Give back the whole listing exactly as shown.

>> start Supplied records

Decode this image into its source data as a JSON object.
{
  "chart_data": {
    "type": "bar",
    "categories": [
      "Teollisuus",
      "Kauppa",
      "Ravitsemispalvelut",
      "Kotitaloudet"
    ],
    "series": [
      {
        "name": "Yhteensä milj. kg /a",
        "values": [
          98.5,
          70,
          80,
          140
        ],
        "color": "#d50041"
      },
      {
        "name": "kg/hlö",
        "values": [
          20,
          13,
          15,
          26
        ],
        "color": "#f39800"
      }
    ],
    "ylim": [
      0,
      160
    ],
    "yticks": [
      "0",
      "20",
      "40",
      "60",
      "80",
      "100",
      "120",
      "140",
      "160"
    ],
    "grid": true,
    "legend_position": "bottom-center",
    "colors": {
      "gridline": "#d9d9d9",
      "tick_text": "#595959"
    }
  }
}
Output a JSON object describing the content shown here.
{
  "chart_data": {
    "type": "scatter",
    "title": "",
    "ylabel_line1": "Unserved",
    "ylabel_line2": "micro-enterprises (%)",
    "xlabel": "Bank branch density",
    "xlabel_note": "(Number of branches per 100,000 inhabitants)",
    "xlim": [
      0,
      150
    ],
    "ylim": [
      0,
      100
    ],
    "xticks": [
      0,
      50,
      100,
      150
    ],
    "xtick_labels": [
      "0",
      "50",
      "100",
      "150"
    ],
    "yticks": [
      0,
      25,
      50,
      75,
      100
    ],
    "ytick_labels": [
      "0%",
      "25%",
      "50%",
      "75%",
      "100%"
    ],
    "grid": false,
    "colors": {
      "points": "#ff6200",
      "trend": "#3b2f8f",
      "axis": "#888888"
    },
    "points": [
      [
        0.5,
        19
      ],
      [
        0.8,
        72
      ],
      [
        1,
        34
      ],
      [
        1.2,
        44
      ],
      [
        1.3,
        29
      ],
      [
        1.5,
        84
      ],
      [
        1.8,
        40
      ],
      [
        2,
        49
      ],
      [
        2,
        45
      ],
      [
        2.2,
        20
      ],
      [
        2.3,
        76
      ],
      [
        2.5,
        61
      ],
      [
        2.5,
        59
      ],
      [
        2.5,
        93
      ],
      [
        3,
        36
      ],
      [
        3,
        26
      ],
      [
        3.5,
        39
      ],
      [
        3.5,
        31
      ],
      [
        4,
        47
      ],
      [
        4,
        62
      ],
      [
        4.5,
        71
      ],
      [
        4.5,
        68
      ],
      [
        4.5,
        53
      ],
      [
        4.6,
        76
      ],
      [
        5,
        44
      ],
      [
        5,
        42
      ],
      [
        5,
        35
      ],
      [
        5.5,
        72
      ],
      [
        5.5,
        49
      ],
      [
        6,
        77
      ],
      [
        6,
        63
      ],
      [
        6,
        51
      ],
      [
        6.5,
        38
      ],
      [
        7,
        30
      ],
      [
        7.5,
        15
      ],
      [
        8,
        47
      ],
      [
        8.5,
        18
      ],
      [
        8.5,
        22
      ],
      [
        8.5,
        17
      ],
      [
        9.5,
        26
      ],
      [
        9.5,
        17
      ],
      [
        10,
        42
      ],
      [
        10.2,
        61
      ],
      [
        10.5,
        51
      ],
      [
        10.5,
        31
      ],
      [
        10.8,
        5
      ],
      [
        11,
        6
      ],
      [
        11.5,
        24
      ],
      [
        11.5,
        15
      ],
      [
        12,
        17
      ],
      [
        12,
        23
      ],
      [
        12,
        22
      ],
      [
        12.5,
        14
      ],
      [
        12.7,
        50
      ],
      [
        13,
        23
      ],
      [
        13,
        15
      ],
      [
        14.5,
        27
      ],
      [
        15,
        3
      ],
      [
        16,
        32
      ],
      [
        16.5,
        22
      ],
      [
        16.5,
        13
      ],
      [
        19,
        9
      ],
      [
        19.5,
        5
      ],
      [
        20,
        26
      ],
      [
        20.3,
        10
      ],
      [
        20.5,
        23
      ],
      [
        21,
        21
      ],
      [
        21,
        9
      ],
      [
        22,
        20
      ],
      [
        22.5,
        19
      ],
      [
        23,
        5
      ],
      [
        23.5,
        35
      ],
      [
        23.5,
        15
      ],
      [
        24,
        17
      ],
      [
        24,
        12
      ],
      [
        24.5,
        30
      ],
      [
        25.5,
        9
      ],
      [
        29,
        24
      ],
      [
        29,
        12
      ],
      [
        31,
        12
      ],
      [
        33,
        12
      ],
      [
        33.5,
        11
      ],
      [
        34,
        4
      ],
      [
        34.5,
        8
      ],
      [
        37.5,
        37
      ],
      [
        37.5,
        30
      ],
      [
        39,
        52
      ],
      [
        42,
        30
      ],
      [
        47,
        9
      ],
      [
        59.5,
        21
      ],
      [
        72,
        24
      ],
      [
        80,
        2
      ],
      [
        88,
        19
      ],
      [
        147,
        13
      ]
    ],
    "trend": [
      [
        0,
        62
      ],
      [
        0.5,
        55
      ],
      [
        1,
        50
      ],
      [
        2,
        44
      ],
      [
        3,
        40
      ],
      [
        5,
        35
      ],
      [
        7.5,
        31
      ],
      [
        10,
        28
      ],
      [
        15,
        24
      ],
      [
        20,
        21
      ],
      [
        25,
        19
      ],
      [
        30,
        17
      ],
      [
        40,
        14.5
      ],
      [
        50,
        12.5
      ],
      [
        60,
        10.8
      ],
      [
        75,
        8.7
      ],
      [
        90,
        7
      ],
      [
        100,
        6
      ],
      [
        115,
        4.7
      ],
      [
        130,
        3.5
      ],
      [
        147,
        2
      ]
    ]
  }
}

>> end Supplied records

> _Result below_:
Decode this image into its source data as a JSON object.
{
  "chart_data": {
    "type": "bar",
    "categories": [
      "Teollisuus",
      "Kauppa",
      "Ravitsemispalvelut",
      "Kotitaloudet"
    ],
    "series": [
      {
        "name": "Yhteensä milj. kg /a",
        "values": [
          98.5,
          70,
          80,
          140
        ],
        "color": "#d50041"
      },
      {
        "name": "kg/hlö",
        "values": [
          20,
          13,
          15,
          26
        ],
        "color": "#f39800"
      }
    ],
    "ylim": [
      0,
      160
    ],
    "yticks": [
      "0",
      "20",
      "40",
      "60",
      "80",
      "100",
      "120",
      "140",
      "160"
    ],
    "grid": true,
    "legend_position": "bottom-center",
    "colors": {
      "gridline": "#d9d9d9",
      "tick_text": "#595959"
    }
  }
}
Output a JSON object describing the content shown here.
{
  "chart_data": {
    "type": "scatter",
    "title": "",
    "ylabel_line1": "Unserved",
    "ylabel_line2": "micro-enterprises (%)",
    "xlabel": "Bank branch density",
    "xlabel_note": "(Number of branches per 100,000 inhabitants)",
    "xlim": [
      0,
      150
    ],
    "ylim": [
      0,
      100
    ],
    "xticks": [
      0,
      50,
      100,
      150
    ],
    "xtick_labels": [
      "0",
      "50",
      "100",
      "150"
    ],
    "yticks": [
      0,
      25,
      50,
      75,
      100
    ],
    "ytick_labels": [
      "0%",
      "25%",
      "50%",
      "75%",
      "100%"
    ],
    "grid": false,
    "colors": {
      "points": "#ff6200",
      "trend": "#3b2f8f",
      "axis": "#888888"
    },
    "points": [
      [
        0.5,
        19
      ],
      [
        0.8,
        72
      ],
      [
        1,
        34
      ],
      [
        1.2,
        44
      ],
      [
        1.3,
        29
      ],
      [
        1.5,
        84
      ],
      [
        1.8,
        40
      ],
      [
        2,
        49
      ],
      [
        2,
        45
      ],
      [
        2.2,
        20
      ],
      [
        2.3,
        76
      ],
      [
        2.5,
        61
      ],
      [
        2.5,
        59
      ],
      [
        2.5,
        93
      ],
      [
        3,
        36
      ],
      [
        3,
        26
      ],
      [
        3.5,
        39
      ],
      [
        3.5,
        31
      ],
      [
        4,
        47
      ],
      [
        4,
        62
      ],
      [
        4.5,
        71
      ],
      [
        4.5,
        68
      ],
      [
        4.5,
        53
      ],
      [
        4.6,
        76
      ],
      [
        5,
        44
      ],
      [
        5,
        42
      ],
      [
        5,
        35
      ],
      [
        5.5,
        72
      ],
      [
        5.5,
        49
      ],
      [
        6,
        77
      ],
      [
        6,
        63
      ],
      [
        6,
        51
      ],
      [
        6.5,
        38
      ],
      [
        7,
        30
      ],
      [
        7.5,
        15
      ],
      [
        8,
        47
      ],
      [
        8.5,
        18
      ],
      [
        8.5,
        22
      ],
      [
        8.5,
        17
      ],
      [
        9.5,
        26
      ],
      [
        9.5,
        17
      ],
      [
        10,
        42
      ],
      [
        10.2,
        61
      ],
      [
        10.5,
        51
      ],
      [
        10.5,
        31
      ],
      [
        10.8,
        5
      ],
      [
        11,
        6
      ],
      [
        11.5,
        24
      ],
      [
        11.5,
        15
      ],
      [
        12,
        17
      ],
      [
        12,
        23
      ],
      [
        12,
        22
      ],
      [
        12.5,
        14
      ],
      [
        12.7,
        50
      ],
      [
        13,
        23
      ],
      [
        13,
        15
      ],
      [
        14.5,
        27
      ],
      [
        15,
        3
      ],
      [
        16,
        32
      ],
      [
        16.5,
        22
      ],
      [
        16.5,
        13
      ],
      [
        19,
        9
      ],
      [
        19.5,
        5
      ],
      [
        20,
        26
      ],
      [
        20.3,
        10
      ],
      [
        20.5,
        23
      ],
      [
        21,
        21
      ],
      [
        21,
        9
      ],
      [
        22,
        20
      ],
      [
        22.5,
        19
      ],
      [
        23,
        5
      ],
      [
        23.5,
        35
      ],
      [
        23.5,
        15
      ],
      [
        24,
        17
      ],
      [
        24,
        12
      ],
      [
        24.5,
        30
      ],
      [
        25.5,
        9
      ],
      [
        29,
        24
      ],
      [
        29,
        12
      ],
      [
        31,
        12
      ],
      [
        33,
        12
      ],
      [
        33.5,
        11
      ],
      [
        34,
        4
      ],
      [
        34.5,
        8
      ],
      [
        37.5,
        37
      ],
      [
        37.5,
        30
      ],
      [
        39,
        52
      ],
      [
        42,
        30
      ],
      [
        47,
        9
      ],
      [
        59.5,
        21
      ],
      [
        72,
        24
      ],
      [
        80,
        2
      ],
      [
        88,
        19
      ],
      [
        147,
        13
      ]
    ],
    "trend": [
      [
        0,
        62
      ],
      [
        0.5,
        55
      ],
      [
        1,
        50
      ],
      [
        2,
        44
      ],
      [
        3,
        40
      ],
      [
        5,
        35
      ],
      [
        7.5,
        31
      ],
      [
        10,
        28
      ],
      [
        15,
        24
      ],
      [
        20,
        21
      ],
      [
        25,
        19
      ],
      [
        30,
        17
      ],
      [
        40,
        14.5
      ],
      [
        50,
        12.5
      ],
      [
        60,
        10.8
      ],
      [
        75,
        8.7
      ],
      [
        90,
        7
      ],
      [
        100,
        6
      ],
      [
        115,
        4.7
      ],
      [
        130,
        3.5
      ],
      [
        147,
        2
      ]
    ]
  }
}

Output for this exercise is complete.